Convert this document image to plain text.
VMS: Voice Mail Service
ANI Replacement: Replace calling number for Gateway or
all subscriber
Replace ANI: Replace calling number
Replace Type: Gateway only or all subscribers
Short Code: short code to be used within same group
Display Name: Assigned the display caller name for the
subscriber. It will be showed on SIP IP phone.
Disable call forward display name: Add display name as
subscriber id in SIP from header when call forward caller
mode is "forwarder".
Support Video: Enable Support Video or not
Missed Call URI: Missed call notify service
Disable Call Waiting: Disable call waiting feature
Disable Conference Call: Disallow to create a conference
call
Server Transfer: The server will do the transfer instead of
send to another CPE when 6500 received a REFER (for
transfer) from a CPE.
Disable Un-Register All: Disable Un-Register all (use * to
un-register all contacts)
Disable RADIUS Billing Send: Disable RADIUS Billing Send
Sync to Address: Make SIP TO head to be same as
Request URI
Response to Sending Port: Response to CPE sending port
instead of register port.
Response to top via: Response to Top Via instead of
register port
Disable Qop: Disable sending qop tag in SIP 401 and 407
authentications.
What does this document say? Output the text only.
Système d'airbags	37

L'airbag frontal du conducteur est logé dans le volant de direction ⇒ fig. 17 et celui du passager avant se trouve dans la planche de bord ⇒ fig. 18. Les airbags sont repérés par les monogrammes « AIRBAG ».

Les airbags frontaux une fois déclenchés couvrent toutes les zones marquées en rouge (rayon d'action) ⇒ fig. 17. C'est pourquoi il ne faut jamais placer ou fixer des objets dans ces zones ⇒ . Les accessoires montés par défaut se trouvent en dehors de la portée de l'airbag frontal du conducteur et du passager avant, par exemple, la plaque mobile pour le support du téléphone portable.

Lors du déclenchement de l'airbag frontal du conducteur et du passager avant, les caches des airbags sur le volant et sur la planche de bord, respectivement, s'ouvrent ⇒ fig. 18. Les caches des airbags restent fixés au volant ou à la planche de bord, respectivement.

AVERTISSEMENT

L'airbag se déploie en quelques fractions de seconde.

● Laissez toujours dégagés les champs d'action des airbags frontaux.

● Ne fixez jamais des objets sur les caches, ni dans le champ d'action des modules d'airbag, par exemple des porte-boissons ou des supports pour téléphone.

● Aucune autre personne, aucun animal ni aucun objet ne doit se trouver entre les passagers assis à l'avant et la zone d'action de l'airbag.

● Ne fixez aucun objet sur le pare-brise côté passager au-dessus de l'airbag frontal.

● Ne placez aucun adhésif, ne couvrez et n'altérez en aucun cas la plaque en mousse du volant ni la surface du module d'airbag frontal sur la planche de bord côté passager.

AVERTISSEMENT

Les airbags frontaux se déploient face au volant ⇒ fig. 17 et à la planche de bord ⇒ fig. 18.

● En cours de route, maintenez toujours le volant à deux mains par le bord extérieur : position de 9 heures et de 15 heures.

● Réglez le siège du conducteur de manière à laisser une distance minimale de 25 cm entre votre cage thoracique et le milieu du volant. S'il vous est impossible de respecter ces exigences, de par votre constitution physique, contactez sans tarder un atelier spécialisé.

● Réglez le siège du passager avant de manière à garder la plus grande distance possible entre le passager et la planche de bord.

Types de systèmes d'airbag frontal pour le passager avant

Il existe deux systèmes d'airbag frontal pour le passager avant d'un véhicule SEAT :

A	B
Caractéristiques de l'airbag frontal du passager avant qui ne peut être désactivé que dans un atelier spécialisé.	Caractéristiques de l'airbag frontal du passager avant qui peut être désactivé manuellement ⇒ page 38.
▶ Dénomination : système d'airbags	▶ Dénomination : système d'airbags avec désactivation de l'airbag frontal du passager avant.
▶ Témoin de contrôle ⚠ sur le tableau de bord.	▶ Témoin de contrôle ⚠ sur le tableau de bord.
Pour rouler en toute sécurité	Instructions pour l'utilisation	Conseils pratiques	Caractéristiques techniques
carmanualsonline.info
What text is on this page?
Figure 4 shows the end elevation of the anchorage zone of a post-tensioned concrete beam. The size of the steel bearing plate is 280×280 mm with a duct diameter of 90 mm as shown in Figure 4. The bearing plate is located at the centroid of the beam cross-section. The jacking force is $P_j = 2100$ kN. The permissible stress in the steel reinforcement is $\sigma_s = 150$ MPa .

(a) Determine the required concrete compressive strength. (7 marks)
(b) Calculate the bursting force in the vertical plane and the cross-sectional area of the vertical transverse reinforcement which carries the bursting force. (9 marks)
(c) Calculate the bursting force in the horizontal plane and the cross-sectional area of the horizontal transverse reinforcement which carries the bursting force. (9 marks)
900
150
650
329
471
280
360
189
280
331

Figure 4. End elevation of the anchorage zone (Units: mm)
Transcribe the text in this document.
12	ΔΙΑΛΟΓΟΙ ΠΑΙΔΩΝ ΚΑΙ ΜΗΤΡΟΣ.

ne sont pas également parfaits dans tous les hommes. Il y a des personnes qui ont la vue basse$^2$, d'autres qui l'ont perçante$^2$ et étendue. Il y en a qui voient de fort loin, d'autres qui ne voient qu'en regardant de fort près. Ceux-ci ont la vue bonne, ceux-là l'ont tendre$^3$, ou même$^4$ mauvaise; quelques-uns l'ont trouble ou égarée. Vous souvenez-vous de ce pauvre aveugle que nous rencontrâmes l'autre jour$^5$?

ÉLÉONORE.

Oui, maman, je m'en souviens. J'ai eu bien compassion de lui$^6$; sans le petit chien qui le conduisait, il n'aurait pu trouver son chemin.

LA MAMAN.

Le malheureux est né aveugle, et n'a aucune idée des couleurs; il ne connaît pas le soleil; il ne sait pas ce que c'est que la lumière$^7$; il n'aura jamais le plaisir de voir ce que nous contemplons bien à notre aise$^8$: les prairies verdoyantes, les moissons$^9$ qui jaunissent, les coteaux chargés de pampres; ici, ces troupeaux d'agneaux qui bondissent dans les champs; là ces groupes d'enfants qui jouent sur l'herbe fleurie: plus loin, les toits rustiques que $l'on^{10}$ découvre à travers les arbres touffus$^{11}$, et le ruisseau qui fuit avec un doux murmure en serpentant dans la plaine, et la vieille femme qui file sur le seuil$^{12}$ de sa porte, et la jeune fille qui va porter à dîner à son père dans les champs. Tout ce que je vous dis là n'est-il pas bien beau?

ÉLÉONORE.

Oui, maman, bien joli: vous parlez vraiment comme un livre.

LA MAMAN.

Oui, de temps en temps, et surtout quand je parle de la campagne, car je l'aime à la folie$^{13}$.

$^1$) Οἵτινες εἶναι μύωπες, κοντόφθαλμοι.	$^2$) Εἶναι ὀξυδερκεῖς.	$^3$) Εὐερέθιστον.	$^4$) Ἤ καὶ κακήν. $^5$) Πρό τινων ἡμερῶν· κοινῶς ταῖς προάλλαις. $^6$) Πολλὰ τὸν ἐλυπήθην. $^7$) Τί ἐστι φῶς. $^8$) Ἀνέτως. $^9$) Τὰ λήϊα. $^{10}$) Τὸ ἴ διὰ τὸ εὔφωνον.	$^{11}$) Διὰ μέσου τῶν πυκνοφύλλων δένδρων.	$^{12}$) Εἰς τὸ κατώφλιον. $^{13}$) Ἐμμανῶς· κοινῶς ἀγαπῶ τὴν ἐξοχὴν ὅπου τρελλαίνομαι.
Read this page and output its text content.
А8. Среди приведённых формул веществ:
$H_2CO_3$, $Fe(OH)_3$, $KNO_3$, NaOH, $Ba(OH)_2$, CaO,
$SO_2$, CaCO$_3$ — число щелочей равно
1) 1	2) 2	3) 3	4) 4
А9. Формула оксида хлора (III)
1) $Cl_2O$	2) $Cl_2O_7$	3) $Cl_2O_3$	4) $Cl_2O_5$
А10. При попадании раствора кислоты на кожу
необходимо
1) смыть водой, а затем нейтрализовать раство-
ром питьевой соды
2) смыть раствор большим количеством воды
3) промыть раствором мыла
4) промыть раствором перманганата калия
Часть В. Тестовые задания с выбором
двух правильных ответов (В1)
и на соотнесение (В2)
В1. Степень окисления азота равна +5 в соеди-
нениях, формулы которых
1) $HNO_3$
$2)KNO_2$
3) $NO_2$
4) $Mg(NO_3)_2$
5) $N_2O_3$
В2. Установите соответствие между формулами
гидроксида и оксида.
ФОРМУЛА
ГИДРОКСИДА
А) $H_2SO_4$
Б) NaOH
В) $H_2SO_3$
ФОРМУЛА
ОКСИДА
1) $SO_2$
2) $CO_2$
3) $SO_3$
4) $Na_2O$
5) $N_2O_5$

:::::

→ **INSTRUCTIONS FOR THE TASK**
Your answer should be a single number: the count of lines in these records that hold the string "sending".

→ **ANSWER TO THE EXERCISE**
2